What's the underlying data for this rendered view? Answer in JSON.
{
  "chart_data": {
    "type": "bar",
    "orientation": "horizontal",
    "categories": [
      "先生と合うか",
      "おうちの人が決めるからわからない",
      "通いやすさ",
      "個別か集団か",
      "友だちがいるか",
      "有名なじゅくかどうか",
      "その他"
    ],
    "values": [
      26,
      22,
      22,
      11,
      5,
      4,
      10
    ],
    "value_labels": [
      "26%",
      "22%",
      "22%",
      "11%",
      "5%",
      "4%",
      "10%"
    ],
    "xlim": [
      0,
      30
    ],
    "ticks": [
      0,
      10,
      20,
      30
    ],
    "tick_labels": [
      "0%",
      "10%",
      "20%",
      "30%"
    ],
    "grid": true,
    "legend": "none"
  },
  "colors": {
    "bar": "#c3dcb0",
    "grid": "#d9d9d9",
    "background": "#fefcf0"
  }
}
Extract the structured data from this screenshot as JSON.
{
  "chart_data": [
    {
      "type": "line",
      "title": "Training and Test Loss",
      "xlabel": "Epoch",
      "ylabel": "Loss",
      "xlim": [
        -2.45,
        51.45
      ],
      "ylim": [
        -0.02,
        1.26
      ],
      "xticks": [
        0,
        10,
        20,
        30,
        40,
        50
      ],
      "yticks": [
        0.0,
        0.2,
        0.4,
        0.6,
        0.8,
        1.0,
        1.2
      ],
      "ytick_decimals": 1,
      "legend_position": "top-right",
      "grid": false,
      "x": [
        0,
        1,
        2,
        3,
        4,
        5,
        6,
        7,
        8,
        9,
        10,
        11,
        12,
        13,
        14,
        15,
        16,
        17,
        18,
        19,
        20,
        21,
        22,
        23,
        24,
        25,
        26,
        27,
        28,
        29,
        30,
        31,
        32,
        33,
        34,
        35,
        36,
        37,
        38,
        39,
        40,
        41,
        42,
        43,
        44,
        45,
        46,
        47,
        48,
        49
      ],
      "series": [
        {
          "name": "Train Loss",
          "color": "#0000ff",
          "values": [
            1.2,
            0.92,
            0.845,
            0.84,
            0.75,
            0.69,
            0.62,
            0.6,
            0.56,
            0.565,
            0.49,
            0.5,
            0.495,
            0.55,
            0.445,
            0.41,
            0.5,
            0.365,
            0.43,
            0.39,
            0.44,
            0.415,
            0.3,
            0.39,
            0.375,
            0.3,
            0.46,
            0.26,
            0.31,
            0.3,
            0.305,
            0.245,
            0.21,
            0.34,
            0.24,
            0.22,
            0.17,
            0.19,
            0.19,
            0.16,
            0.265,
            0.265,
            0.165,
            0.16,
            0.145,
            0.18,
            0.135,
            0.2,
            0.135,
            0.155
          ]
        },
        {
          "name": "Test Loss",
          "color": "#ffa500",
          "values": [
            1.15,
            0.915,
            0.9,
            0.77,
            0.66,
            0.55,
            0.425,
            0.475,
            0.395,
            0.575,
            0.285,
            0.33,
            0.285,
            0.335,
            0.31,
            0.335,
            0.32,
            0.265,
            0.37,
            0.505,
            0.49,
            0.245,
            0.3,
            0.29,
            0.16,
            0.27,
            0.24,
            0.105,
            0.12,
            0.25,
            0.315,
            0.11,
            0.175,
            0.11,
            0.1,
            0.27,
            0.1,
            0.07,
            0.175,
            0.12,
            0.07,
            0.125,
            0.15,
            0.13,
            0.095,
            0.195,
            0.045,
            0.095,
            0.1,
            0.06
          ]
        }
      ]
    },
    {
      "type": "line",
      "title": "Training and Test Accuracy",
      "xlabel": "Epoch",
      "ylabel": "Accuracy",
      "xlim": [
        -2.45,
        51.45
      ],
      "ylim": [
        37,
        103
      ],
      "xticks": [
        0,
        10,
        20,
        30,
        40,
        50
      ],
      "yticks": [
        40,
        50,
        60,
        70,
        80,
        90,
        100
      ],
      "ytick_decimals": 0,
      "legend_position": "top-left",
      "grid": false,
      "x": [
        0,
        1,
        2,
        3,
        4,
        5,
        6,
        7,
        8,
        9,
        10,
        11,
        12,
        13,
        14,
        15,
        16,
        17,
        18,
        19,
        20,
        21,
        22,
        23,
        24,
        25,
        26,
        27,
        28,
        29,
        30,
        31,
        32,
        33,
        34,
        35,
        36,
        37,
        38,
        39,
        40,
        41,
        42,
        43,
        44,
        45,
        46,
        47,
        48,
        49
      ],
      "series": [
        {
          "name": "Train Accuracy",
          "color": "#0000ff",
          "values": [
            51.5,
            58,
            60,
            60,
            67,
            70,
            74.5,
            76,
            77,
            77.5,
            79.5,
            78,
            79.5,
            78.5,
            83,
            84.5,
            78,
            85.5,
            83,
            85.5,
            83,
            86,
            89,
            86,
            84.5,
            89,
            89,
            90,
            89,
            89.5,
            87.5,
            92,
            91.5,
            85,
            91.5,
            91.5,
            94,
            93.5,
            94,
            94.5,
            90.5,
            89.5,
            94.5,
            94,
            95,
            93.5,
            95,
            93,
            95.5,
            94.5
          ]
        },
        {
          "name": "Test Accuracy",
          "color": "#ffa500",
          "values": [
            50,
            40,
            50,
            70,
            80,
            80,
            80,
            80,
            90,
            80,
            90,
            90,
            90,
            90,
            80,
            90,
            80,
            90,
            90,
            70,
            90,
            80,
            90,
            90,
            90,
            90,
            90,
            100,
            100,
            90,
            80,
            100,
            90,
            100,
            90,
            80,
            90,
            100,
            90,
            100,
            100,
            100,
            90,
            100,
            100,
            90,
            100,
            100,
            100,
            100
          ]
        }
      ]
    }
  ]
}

=====

Task description => Write out every entry again exactly, please, with nothing missing.

Answer to the problem =>
What's the underlying data for this rendered view? Answer in JSON.
{
  "chart_data": {
    "type": "bar",
    "orientation": "horizontal",
    "categories": [
      "先生と合うか",
      "おうちの人が決めるからわからない",
      "通いやすさ",
      "個別か集団か",
      "友だちがいるか",
      "有名なじゅくかどうか",
      "その他"
    ],
    "values": [
      26,
      22,
      22,
      11,
      5,
      4,
      10
    ],
    "value_labels": [
      "26%",
      "22%",
      "22%",
      "11%",
      "5%",
      "4%",
      "10%"
    ],
    "xlim": [
      0,
      30
    ],
    "ticks": [
      0,
      10,
      20,
      30
    ],
    "tick_labels": [
      "0%",
      "10%",
      "20%",
      "30%"
    ],
    "grid": true,
    "legend": "none"
  },
  "colors": {
    "bar": "#c3dcb0",
    "grid": "#d9d9d9",
    "background": "#fefcf0"
  }
}
Extract the structured data from this screenshot as JSON.
{
  "chart_data": [
    {
      "type": "line",
      "title": "Training and Test Loss",
      "xlabel": "Epoch",
      "ylabel": "Loss",
      "xlim": [
        -2.45,
        51.45
      ],
      "ylim": [
        -0.02,
        1.26
      ],
      "xticks": [
        0,
        10,
        20,
        30,
        40,
        50
      ],
      "yticks": [
        0.0,
        0.2,
        0.4,
        0.6,
        0.8,
        1.0,
        1.2
      ],
      "ytick_decimals": 1,
      "legend_position": "top-right",
      "grid": false,
      "x": [
        0,
        1,
        2,
        3,
        4,
        5,
        6,
        7,
        8,
        9,
        10,
        11,
        12,
        13,
        14,
        15,
        16,
        17,
        18,
        19,
        20,
        21,
        22,
        23,
        24,
        25,
        26,
        27,
        28,
        29,
        30,
        31,
        32,
        33,
        34,
        35,
        36,
        37,
        38,
        39,
        40,
        41,
        42,
        43,
        44,
        45,
        46,
        47,
        48,
        49
      ],
      "series": [
        {
          "name": "Train Loss",
          "color": "#0000ff",
          "values": [
            1.2,
            0.92,
            0.845,
            0.84,
            0.75,
            0.69,
            0.62,
            0.6,
            0.56,
            0.565,
            0.49,
            0.5,
            0.495,
            0.55,
            0.445,
            0.41,
            0.5,
            0.365,
            0.43,
            0.39,
            0.44,
            0.415,
            0.3,
            0.39,
            0.375,
            0.3,
            0.46,
            0.26,
            0.31,
            0.3,
            0.305,
            0.245,
            0.21,
            0.34,
            0.24,
            0.22,
            0.17,
            0.19,
            0.19,
            0.16,
            0.265,
            0.265,
            0.165,
            0.16,
            0.145,
            0.18,
            0.135,
            0.2,
            0.135,
            0.155
          ]
        },
        {
          "name": "Test Loss",
          "color": "#ffa500",
          "values": [
            1.15,
            0.915,
            0.9,
            0.77,
            0.66,
            0.55,
            0.425,
            0.475,
            0.395,
            0.575,
            0.285,
            0.33,
            0.285,
            0.335,
            0.31,
            0.335,
            0.32,
            0.265,
            0.37,
            0.505,
            0.49,
            0.245,
            0.3,
            0.29,
            0.16,
            0.27,
            0.24,
            0.105,
            0.12,
            0.25,
            0.315,
            0.11,
            0.175,
            0.11,
            0.1,
            0.27,
            0.1,
            0.07,
            0.175,
            0.12,
            0.07,
            0.125,
            0.15,
            0.13,
            0.095,
            0.195,
            0.045,
            0.095,
            0.1,
            0.06
          ]
        }
      ]
    },
    {
      "type": "line",
      "title": "Training and Test Accuracy",
      "xlabel": "Epoch",
      "ylabel": "Accuracy",
      "xlim": [
        -2.45,
        51.45
      ],
      "ylim": [
        37,
        103
      ],
      "xticks": [
        0,
        10,
        20,
        30,
        40,
        50
      ],
      "yticks": [
        40,
        50,
        60,
        70,
        80,
        90,
        100
      ],
      "ytick_decimals": 0,
      "legend_position": "top-left",
      "grid": false,
      "x": [
        0,
        1,
        2,
        3,
        4,
        5,
        6,
        7,
        8,
        9,
        10,
        11,
        12,
        13,
        14,
        15,
        16,
        17,
        18,
        19,
        20,
        21,
        22,
        23,
        24,
        25,
        26,
        27,
        28,
        29,
        30,
        31,
        32,
        33,
        34,
        35,
        36,
        37,
        38,
        39,
        40,
        41,
        42,
        43,
        44,
        45,
        46,
        47,
        48,
        49
      ],
      "series": [
        {
          "name": "Train Accuracy",
          "color": "#0000ff",
          "values": [
            51.5,
            58,
            60,
            60,
            67,
            70,
            74.5,
            76,
            77,
            77.5,
            79.5,
            78,
            79.5,
            78.5,
            83,
            84.5,
            78,
            85.5,
            83,
            85.5,
            83,
            86,
            89,
            86,
            84.5,
            89,
            89,
            90,
            89,
            89.5,
            87.5,
            92,
            91.5,
            85,
            91.5,
            91.5,
            94,
            93.5,
            94,
            94.5,
            90.5,
            89.5,
            94.5,
            94,
            95,
            93.5,
            95,
            93,
            95.5,
            94.5
          ]
        },
        {
          "name": "Test Accuracy",
          "color": "#ffa500",
          "values": [
            50,
            40,
            50,
            70,
            80,
            80,
            80,
            80,
            90,
            80,
            90,
            90,
            90,
            90,
            80,
            90,
            80,
            90,
            90,
            70,
            90,
            80,
            90,
            90,
            90,
            90,
            90,
            100,
            100,
            90,
            80,
            100,
            90,
            100,
            90,
            80,
            90,
            100,
            90,
            100,
            100,
            100,
            90,
            100,
            100,
            90,
            100,
            100,
            100,
            100
          ]
        }
      ]
    }
  ]
}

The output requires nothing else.